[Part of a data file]
++++++++++
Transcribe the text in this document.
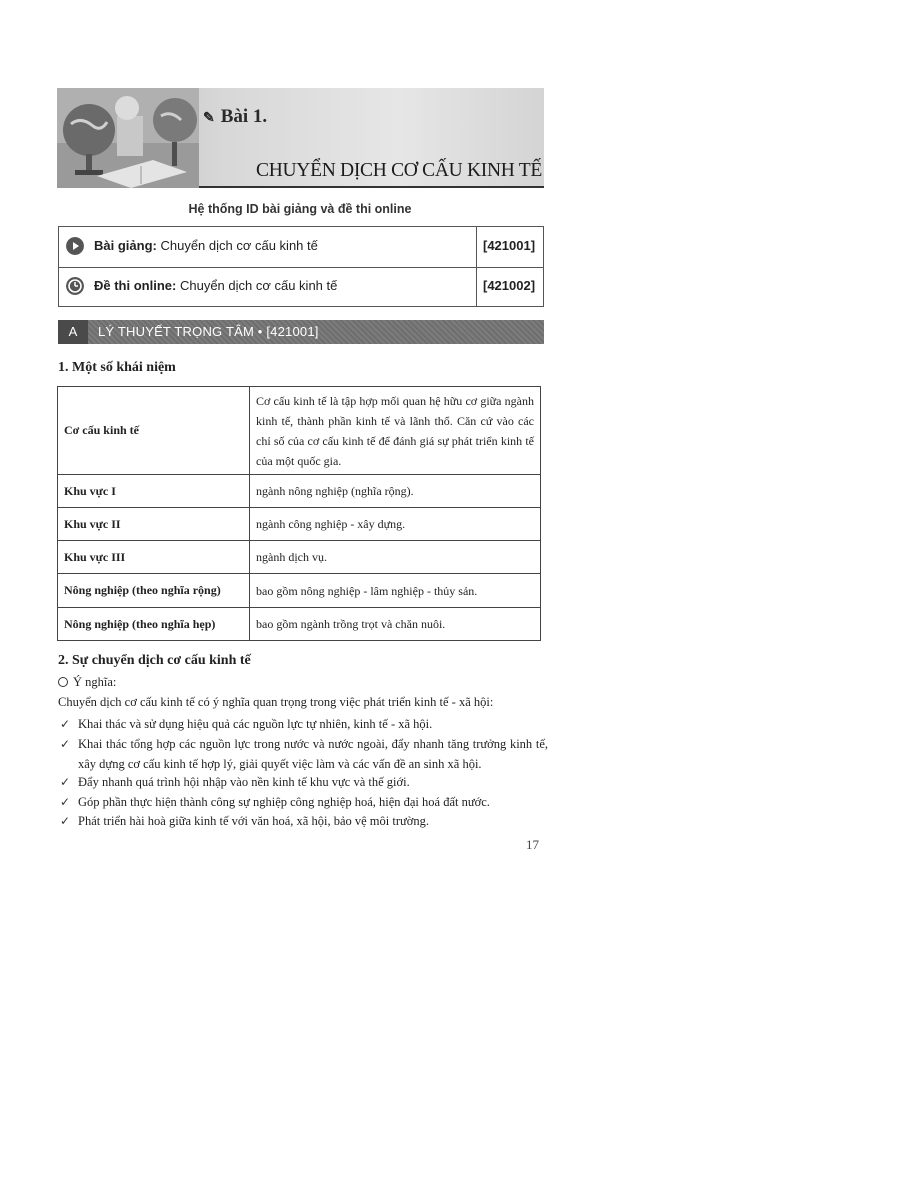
✎ Bài 1.
CHUYỂN DỊCH CƠ CẤU KINH TẾ
Hệ thống ID bài giảng và đề thi online
Bài giảng: Chuyển dịch cơ cấu kinh tế	[421001]
Đề thi online: Chuyển dịch cơ cấu kinh tế	[421002]
A	LÝ THUYẾT TRỌNG TÂM • [421001]
1. Một số khái niệm
Cơ cấu kinh tế	Cơ cấu kinh tế là tập hợp mối quan hệ hữu cơ giữa ngành kinh tế, thành phần kinh tế và lãnh thổ. Căn cứ vào các chỉ số của cơ cấu kinh tế để đánh giá sự phát triển kinh tế của một quốc gia.
Khu vực I	ngành nông nghiệp (nghĩa rộng).
Khu vực II	ngành công nghiệp - xây dựng.
Khu vực III	ngành dịch vụ.
Nông nghiệp (theo nghĩa rộng)	bao gồm nông nghiệp - lâm nghiệp - thủy sản.
Nông nghiệp (theo nghĩa hẹp)	bao gồm ngành trồng trọt và chăn nuôi.
2. Sự chuyển dịch cơ cấu kinh tế
Ý nghĩa:
Chuyển dịch cơ cấu kinh tế có ý nghĩa quan trọng trong việc phát triển kinh tế - xã hội:
✓ Khai thác và sử dụng hiệu quả các nguồn lực tự nhiên, kinh tế - xã hội.
✓ Khai thác tổng hợp các nguồn lực trong nước và nước ngoài, đẩy nhanh tăng trưởng kinh tế, xây dựng cơ cấu kinh tế hợp lý, giải quyết việc làm và các vấn đề an sinh xã hội.
✓ Đẩy nhanh quá trình hội nhập vào nền kinh tế khu vực và thế giới.
✓ Góp phần thực hiện thành công sự nghiệp công nghiệp hoá, hiện đại hoá đất nước.
✓ Phát triển hài hoà giữa kinh tế với văn hoá, xã hội, bảo vệ môi trường.
17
++++++++++
Given exercise -
Write out the full set of lines verbatim, without the pictures.

Right answer -
Transcribe the text in this document.
✎ Bài 1.
CHUYỂN DỊCH CƠ CẤU KINH TẾ
Hệ thống ID bài giảng và đề thi online
Bài giảng: Chuyển dịch cơ cấu kinh tế	[421001]
Đề thi online: Chuyển dịch cơ cấu kinh tế	[421002]
A	LÝ THUYẾT TRỌNG TÂM • [421001]
1. Một số khái niệm
Cơ cấu kinh tế	Cơ cấu kinh tế là tập hợp mối quan hệ hữu cơ giữa ngành kinh tế, thành phần kinh tế và lãnh thổ. Căn cứ vào các chỉ số của cơ cấu kinh tế để đánh giá sự phát triển kinh tế của một quốc gia.
Khu vực I	ngành nông nghiệp (nghĩa rộng).
Khu vực II	ngành công nghiệp - xây dựng.
Khu vực III	ngành dịch vụ.
Nông nghiệp (theo nghĩa rộng)	bao gồm nông nghiệp - lâm nghiệp - thủy sản.
Nông nghiệp (theo nghĩa hẹp)	bao gồm ngành trồng trọt và chăn nuôi.
2. Sự chuyển dịch cơ cấu kinh tế
Ý nghĩa:
Chuyển dịch cơ cấu kinh tế có ý nghĩa quan trọng trong việc phát triển kinh tế - xã hội:
✓ Khai thác và sử dụng hiệu quả các nguồn lực tự nhiên, kinh tế - xã hội.
✓ Khai thác tổng hợp các nguồn lực trong nước và nước ngoài, đẩy nhanh tăng trưởng kinh tế, xây dựng cơ cấu kinh tế hợp lý, giải quyết việc làm và các vấn đề an sinh xã hội.
✓ Đẩy nhanh quá trình hội nhập vào nền kinh tế khu vực và thế giới.
✓ Góp phần thực hiện thành công sự nghiệp công nghiệp hoá, hiện đại hoá đất nước.
✓ Phát triển hài hoà giữa kinh tế với văn hoá, xã hội, bảo vệ môi trường.
17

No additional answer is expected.